Figure content listings:
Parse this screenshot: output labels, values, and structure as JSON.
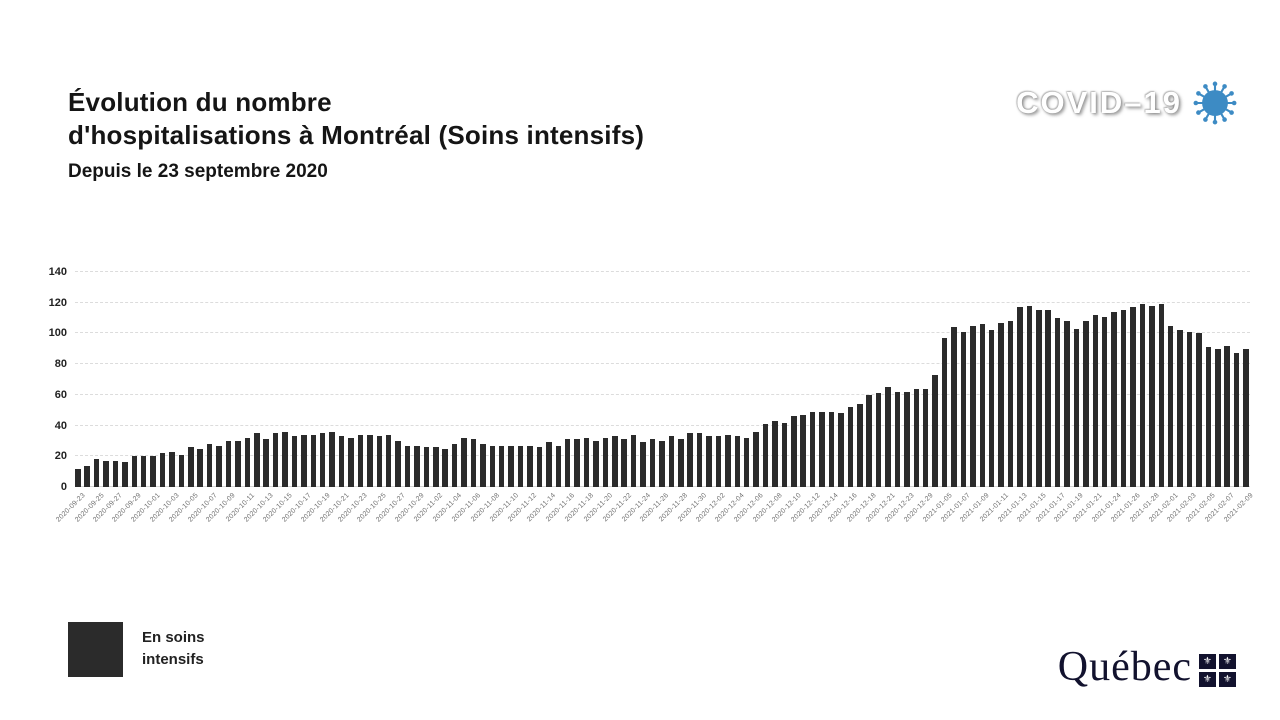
{
  "header": {
    "title_lines": [
      "Évolution du nombre",
      "d'hospitalisations à Montréal (Soins intensifs)"
    ],
    "subtitle": "Depuis le 23 septembre 2020",
    "badge_label": "COVID–19",
    "badge_text_color": "#ffffff",
    "virus_icon_color": "#3d8bc4"
  },
  "legend": {
    "label": "En soins intensifs",
    "swatch_color": "#2b2b2b"
  },
  "footer": {
    "wordmark": "Québec",
    "flag_color": "#12122e",
    "fleur_de_lis": "⚜"
  },
  "chart_data": {
    "type": "bar",
    "title": "Évolution du nombre d'hospitalisations à Montréal (Soins intensifs)",
    "subtitle": "Depuis le 23 septembre 2020",
    "bar_color": "#2b2b2b",
    "grid": "dashed-horizontal",
    "ylim": [
      0,
      140
    ],
    "yticks": [
      0,
      20,
      40,
      60,
      80,
      100,
      120,
      140
    ],
    "xlabel": "",
    "ylabel": "",
    "label_every": 2,
    "categories": [
      "2020-09-23",
      "2020-09-25",
      "2020-09-27",
      "2020-09-29",
      "2020-10-01",
      "2020-10-03",
      "2020-10-05",
      "2020-10-07",
      "2020-10-09",
      "2020-10-11",
      "2020-10-13",
      "2020-10-15",
      "2020-10-17",
      "2020-10-19",
      "2020-10-21",
      "2020-10-23",
      "2020-10-25",
      "2020-10-27",
      "2020-10-29",
      "2020-11-02",
      "2020-11-04",
      "2020-11-06",
      "2020-11-08",
      "2020-11-10",
      "2020-11-12",
      "2020-11-14",
      "2020-11-16",
      "2020-11-18",
      "2020-11-20",
      "2020-11-22",
      "2020-11-24",
      "2020-11-26",
      "2020-11-28",
      "2020-11-30",
      "2020-12-02",
      "2020-12-04",
      "2020-12-06",
      "2020-12-08",
      "2020-12-10",
      "2020-12-12",
      "2020-12-14",
      "2020-12-16",
      "2020-12-18",
      "2020-12-21",
      "2020-12-23",
      "2020-12-29",
      "2021-01-05",
      "2021-01-07",
      "2021-01-09",
      "2021-01-11",
      "2021-01-13",
      "2021-01-15",
      "2021-01-17",
      "2021-01-19",
      "2021-01-21",
      "2021-01-24",
      "2021-01-26",
      "2021-01-28",
      "2021-02-01",
      "2021-02-03",
      "2021-02-05",
      "2021-02-07",
      "2021-02-09"
    ],
    "values": [
      12,
      14,
      18,
      17,
      17,
      16,
      20,
      20,
      20,
      22,
      23,
      21,
      26,
      25,
      28,
      27,
      30,
      30,
      32,
      35,
      31,
      35,
      36,
      33,
      34,
      34,
      35,
      36,
      33,
      32,
      34,
      34,
      33,
      34,
      30,
      27,
      27,
      26,
      26,
      25,
      28,
      32,
      31,
      28,
      27,
      27,
      27,
      27,
      27,
      26,
      29,
      27,
      31,
      31,
      32,
      30,
      32,
      33,
      31,
      34,
      29,
      31,
      30,
      33,
      31,
      35,
      35,
      33,
      33,
      34,
      33,
      32,
      36,
      41,
      43,
      42,
      46,
      47,
      49,
      49,
      49,
      48,
      52,
      54,
      60,
      61,
      65,
      62,
      62,
      64,
      64,
      73,
      97,
      104,
      101,
      105,
      106,
      102,
      107,
      108,
      117,
      118,
      115,
      115,
      110,
      108,
      103,
      108,
      112,
      111,
      114,
      115,
      117,
      119,
      118,
      119,
      105,
      102,
      101,
      100,
      91,
      90,
      92,
      87,
      90
    ]
  }
}
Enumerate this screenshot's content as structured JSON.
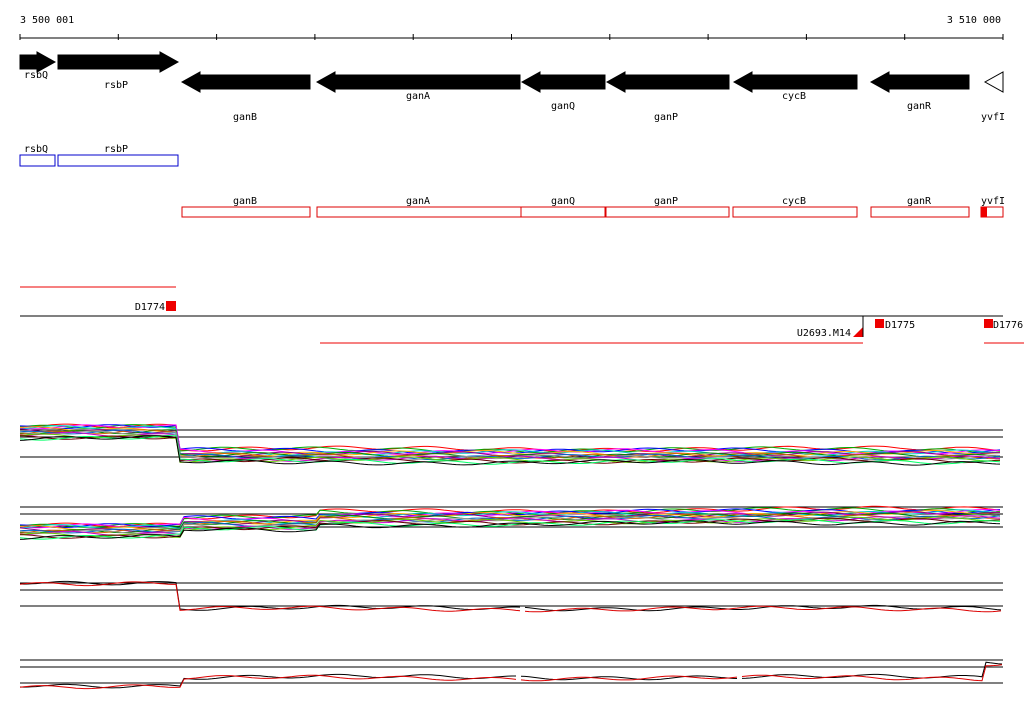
{
  "ruler": {
    "start": "3 500 001",
    "end": "3 510 000"
  },
  "genes": [
    "rsbQ",
    "rsbP",
    "ganB",
    "ganA",
    "ganQ",
    "ganP",
    "cycB",
    "ganR",
    "yvfI"
  ],
  "annotations": {
    "forward": [
      "rsbQ",
      "rsbP"
    ],
    "reverse": [
      "ganB",
      "ganA",
      "ganQ",
      "ganP",
      "cycB",
      "ganR",
      "yvfI"
    ]
  },
  "probes": [
    "D1774",
    "U2693.M14",
    "D1775",
    "D1776"
  ]
}
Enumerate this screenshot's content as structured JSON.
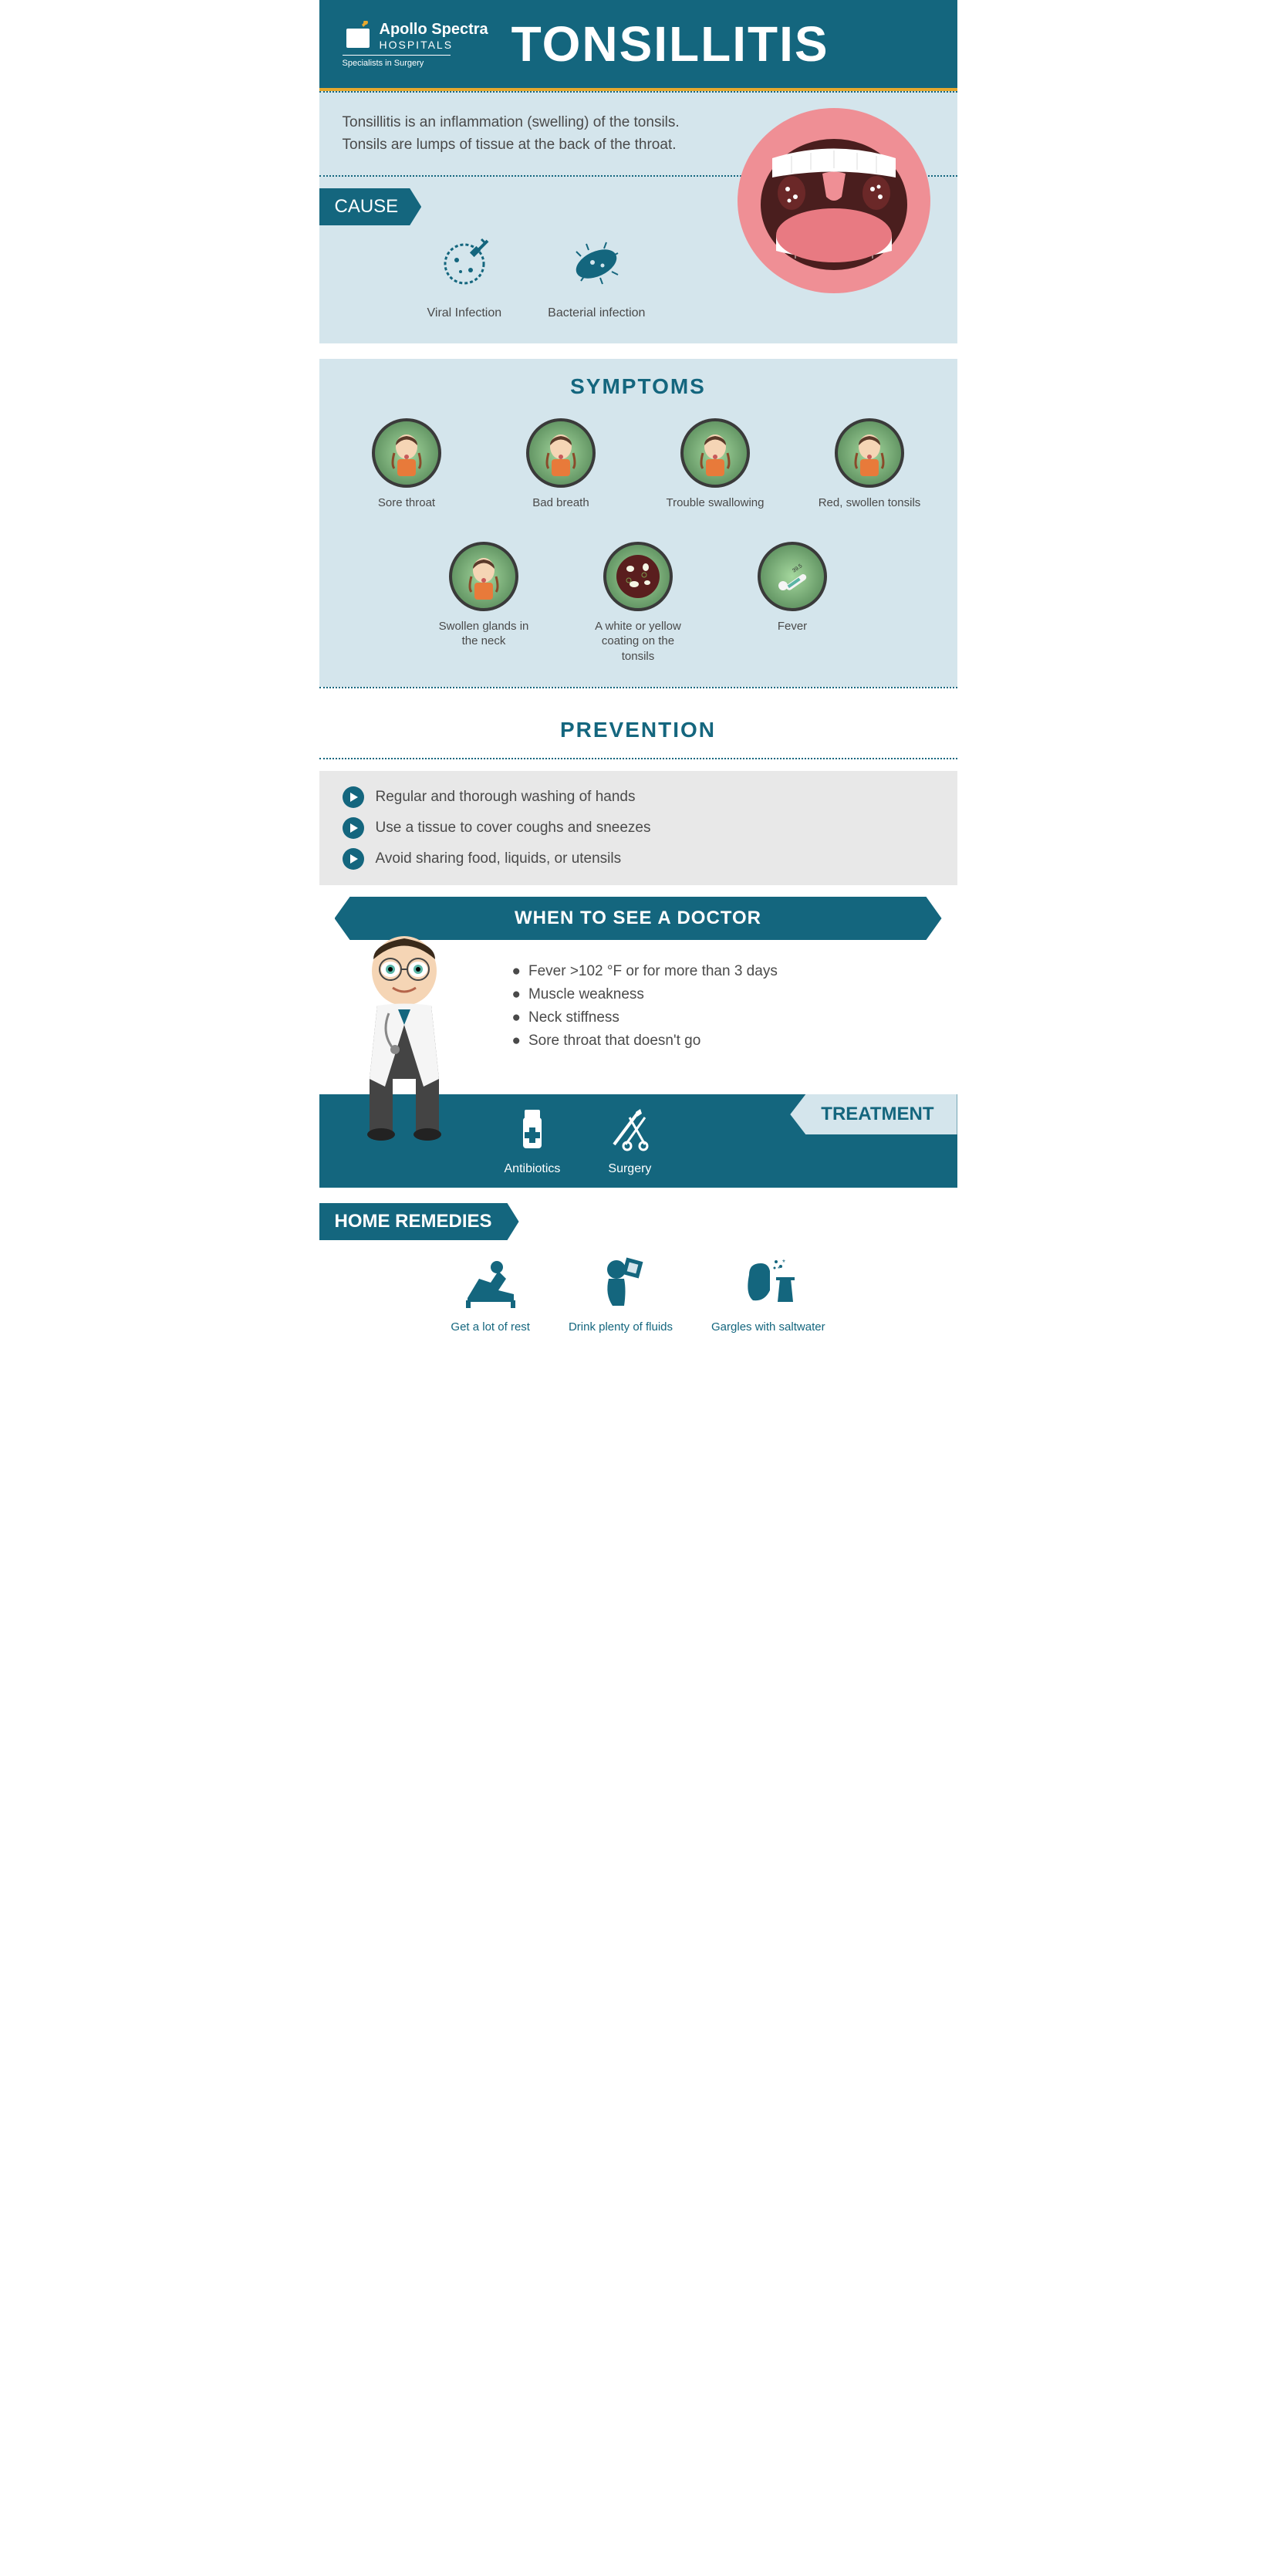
{
  "colors": {
    "primary": "#14667e",
    "light_bg": "#d4e5ec",
    "accent": "#e5a82e",
    "text": "#4a4a4a",
    "gray_bg": "#e8e8e8",
    "white": "#ffffff",
    "symptom_border": "#3a3a3a",
    "mouth_pink": "#ef8f95",
    "mouth_dark": "#4a1e1e",
    "tongue": "#e87a82"
  },
  "typography": {
    "title_size": 64,
    "section_title_size": 28,
    "body_size": 19,
    "label_size": 24,
    "caption_size": 15
  },
  "logo": {
    "name_main": "Apollo Spectra",
    "name_sub": "HOSPITALS",
    "tagline": "Specialists in Surgery"
  },
  "title": "TONSILLITIS",
  "intro": "Tonsillitis is an inflammation (swelling) of the tonsils. Tonsils are lumps of tissue at the back of the throat.",
  "sections": {
    "cause": {
      "label": "CAUSE",
      "items": [
        {
          "label": "Viral Infection",
          "icon": "virus-syringe-icon"
        },
        {
          "label": "Bacterial infection",
          "icon": "bacteria-icon"
        }
      ]
    },
    "symptoms": {
      "title": "SYMPTOMS",
      "items": [
        {
          "label": "Sore throat",
          "icon": "person-sore-throat-icon"
        },
        {
          "label": "Bad breath",
          "icon": "person-bad-breath-icon"
        },
        {
          "label": "Trouble swallowing",
          "icon": "person-swallow-icon"
        },
        {
          "label": "Red, swollen tonsils",
          "icon": "person-tonsils-icon"
        },
        {
          "label": "Swollen glands in the neck",
          "icon": "person-neck-icon"
        },
        {
          "label": "A white or yellow coating on the tonsils",
          "icon": "coating-icon"
        },
        {
          "label": "Fever",
          "icon": "thermometer-icon"
        }
      ]
    },
    "prevention": {
      "title": "PREVENTION",
      "items": [
        "Regular and thorough washing of hands",
        "Use a tissue to cover coughs and sneezes",
        "Avoid sharing food, liquids, or utensils"
      ]
    },
    "doctor": {
      "title": "WHEN TO SEE A DOCTOR",
      "items": [
        "Fever >102 °F or for more than 3 days",
        "Muscle weakness",
        "Neck stiffness",
        "Sore throat that doesn't go"
      ]
    },
    "treatment": {
      "label": "TREATMENT",
      "items": [
        {
          "label": "Antibiotics",
          "icon": "medicine-bottle-icon"
        },
        {
          "label": "Surgery",
          "icon": "scalpel-scissors-icon"
        }
      ]
    },
    "remedies": {
      "label": "HOME REMEDIES",
      "items": [
        {
          "label": "Get a lot of rest",
          "icon": "rest-icon"
        },
        {
          "label": "Drink plenty of fluids",
          "icon": "drink-icon"
        },
        {
          "label": "Gargles with saltwater",
          "icon": "gargle-icon"
        }
      ]
    }
  }
}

Your goal
Every record above should reappear exactly, with the pictures gone.

Reply to the task
Parse this screenshot: output labels, values, and structure as JSON.
{
  "header": {
    "title_lines": [
      "Évolution du nombre",
      "d'hospitalisations à Montréal (Soins intensifs)"
    ],
    "subtitle": "Depuis le 23 septembre 2020",
    "badge_label": "COVID–19",
    "badge_text_color": "#ffffff",
    "virus_icon_color": "#3d8bc4"
  },
  "legend": {
    "label": "En soins intensifs",
    "swatch_color": "#2b2b2b"
  },
  "footer": {
    "wordmark": "Québec",
    "flag_color": "#12122e",
    "fleur_de_lis": "⚜"
  },
  "chart_data": {
    "type": "bar",
    "title": "Évolution du nombre d'hospitalisations à Montréal (Soins intensifs)",
    "subtitle": "Depuis le 23 septembre 2020",
    "bar_color": "#2b2b2b",
    "grid": "dashed-horizontal",
    "ylim": [
      0,
      140
    ],
    "yticks": [
      0,
      20,
      40,
      60,
      80,
      100,
      120,
      140
    ],
    "xlabel": "",
    "ylabel": "",
    "label_every": 2,
    "categories": [
      "2020-09-23",
      "2020-09-25",
      "2020-09-27",
      "2020-09-29",
      "2020-10-01",
      "2020-10-03",
      "2020-10-05",
      "2020-10-07",
      "2020-10-09",
      "2020-10-11",
      "2020-10-13",
      "2020-10-15",
      "2020-10-17",
      "2020-10-19",
      "2020-10-21",
      "2020-10-23",
      "2020-10-25",
      "2020-10-27",
      "2020-10-29",
      "2020-11-02",
      "2020-11-04",
      "2020-11-06",
      "2020-11-08",
      "2020-11-10",
      "2020-11-12",
      "2020-11-14",
      "2020-11-16",
      "2020-11-18",
      "2020-11-20",
      "2020-11-22",
      "2020-11-24",
      "2020-11-26",
      "2020-11-28",
      "2020-11-30",
      "2020-12-02",
      "2020-12-04",
      "2020-12-06",
      "2020-12-08",
      "2020-12-10",
      "2020-12-12",
      "2020-12-14",
      "2020-12-16",
      "2020-12-18",
      "2020-12-21",
      "2020-12-23",
      "2020-12-29",
      "2021-01-05",
      "2021-01-07",
      "2021-01-09",
      "2021-01-11",
      "2021-01-13",
      "2021-01-15",
      "2021-01-17",
      "2021-01-19",
      "2021-01-21",
      "2021-01-24",
      "2021-01-26",
      "2021-01-28",
      "2021-02-01",
      "2021-02-03",
      "2021-02-05",
      "2021-02-07",
      "2021-02-09"
    ],
    "values": [
      12,
      14,
      18,
      17,
      17,
      16,
      20,
      20,
      20,
      22,
      23,
      21,
      26,
      25,
      28,
      27,
      30,
      30,
      32,
      35,
      31,
      35,
      36,
      33,
      34,
      34,
      35,
      36,
      33,
      32,
      34,
      34,
      33,
      34,
      30,
      27,
      27,
      26,
      26,
      25,
      28,
      32,
      31,
      28,
      27,
      27,
      27,
      27,
      27,
      26,
      29,
      27,
      31,
      31,
      32,
      30,
      32,
      33,
      31,
      34,
      29,
      31,
      30,
      33,
      31,
      35,
      35,
      33,
      33,
      34,
      33,
      32,
      36,
      41,
      43,
      42,
      46,
      47,
      49,
      49,
      49,
      48,
      52,
      54,
      60,
      61,
      65,
      62,
      62,
      64,
      64,
      73,
      97,
      104,
      101,
      105,
      106,
      102,
      107,
      108,
      117,
      118,
      115,
      115,
      110,
      108,
      103,
      108,
      112,
      111,
      114,
      115,
      117,
      119,
      118,
      119,
      105,
      102,
      101,
      100,
      91,
      90,
      92,
      87,
      90
    ]
  }
}
Enumerate this screenshot's content as structured JSON.
{
  "ruler": {
    "start": "3 500 001",
    "end": "3 510 000"
  },
  "genes": [
    "rsbQ",
    "rsbP",
    "ganB",
    "ganA",
    "ganQ",
    "ganP",
    "cycB",
    "ganR",
    "yvfI"
  ],
  "annotations": {
    "forward": [
      "rsbQ",
      "rsbP"
    ],
    "reverse": [
      "ganB",
      "ganA",
      "ganQ",
      "ganP",
      "cycB",
      "ganR",
      "yvfI"
    ]
  },
  "probes": [
    "D1774",
    "U2693.M14",
    "D1775",
    "D1776"
  ]
}
Enumerate this screenshot's content as structured JSON.
{
  "colors": {
    "primary": "#14667e",
    "light_bg": "#d4e5ec",
    "accent": "#e5a82e",
    "text": "#4a4a4a",
    "gray_bg": "#e8e8e8",
    "white": "#ffffff",
    "symptom_border": "#3a3a3a",
    "mouth_pink": "#ef8f95",
    "mouth_dark": "#4a1e1e",
    "tongue": "#e87a82"
  },
  "typography": {
    "title_size": 64,
    "section_title_size": 28,
    "body_size": 19,
    "label_size": 24,
    "caption_size": 15
  },
  "logo": {
    "name_main": "Apollo Spectra",
    "name_sub": "HOSPITALS",
    "tagline": "Specialists in Surgery"
  },
  "title": "TONSILLITIS",
  "intro": "Tonsillitis is an inflammation (swelling) of the tonsils. Tonsils are lumps of tissue at the back of the throat.",
  "sections": {
    "cause": {
      "label": "CAUSE",
      "items": [
        {
          "label": "Viral Infection",
          "icon": "virus-syringe-icon"
        },
        {
          "label": "Bacterial infection",
          "icon": "bacteria-icon"
        }
      ]
    },
    "symptoms": {
      "title": "SYMPTOMS",
      "items": [
        {
          "label": "Sore throat",
          "icon": "person-sore-throat-icon"
        },
        {
          "label": "Bad breath",
          "icon": "person-bad-breath-icon"
        },
        {
          "label": "Trouble swallowing",
          "icon": "person-swallow-icon"
        },
        {
          "label": "Red, swollen tonsils",
          "icon": "person-tonsils-icon"
        },
        {
          "label": "Swollen glands in the neck",
          "icon": "person-neck-icon"
        },
        {
          "label": "A white or yellow coating on the tonsils",
          "icon": "coating-icon"
        },
        {
          "label": "Fever",
          "icon": "thermometer-icon"
        }
      ]
    },
    "prevention": {
      "title": "PREVENTION",
      "items": [
        "Regular and thorough washing of hands",
        "Use a tissue to cover coughs and sneezes",
        "Avoid sharing food, liquids, or utensils"
      ]
    },
    "doctor": {
      "title": "WHEN TO SEE A DOCTOR",
      "items": [
        "Fever >102 °F or for more than 3 days",
        "Muscle weakness",
        "Neck stiffness",
        "Sore throat that doesn't go"
      ]
    },
    "treatment": {
      "label": "TREATMENT",
      "items": [
        {
          "label": "Antibiotics",
          "icon": "medicine-bottle-icon"
        },
        {
          "label": "Surgery",
          "icon": "scalpel-scissors-icon"
        }
      ]
    },
    "remedies": {
      "label": "HOME REMEDIES",
      "items": [
        {
          "label": "Get a lot of rest",
          "icon": "rest-icon"
        },
        {
          "label": "Drink plenty of fluids",
          "icon": "drink-icon"
        },
        {
          "label": "Gargles with saltwater",
          "icon": "gargle-icon"
        }
      ]
    }
  }
}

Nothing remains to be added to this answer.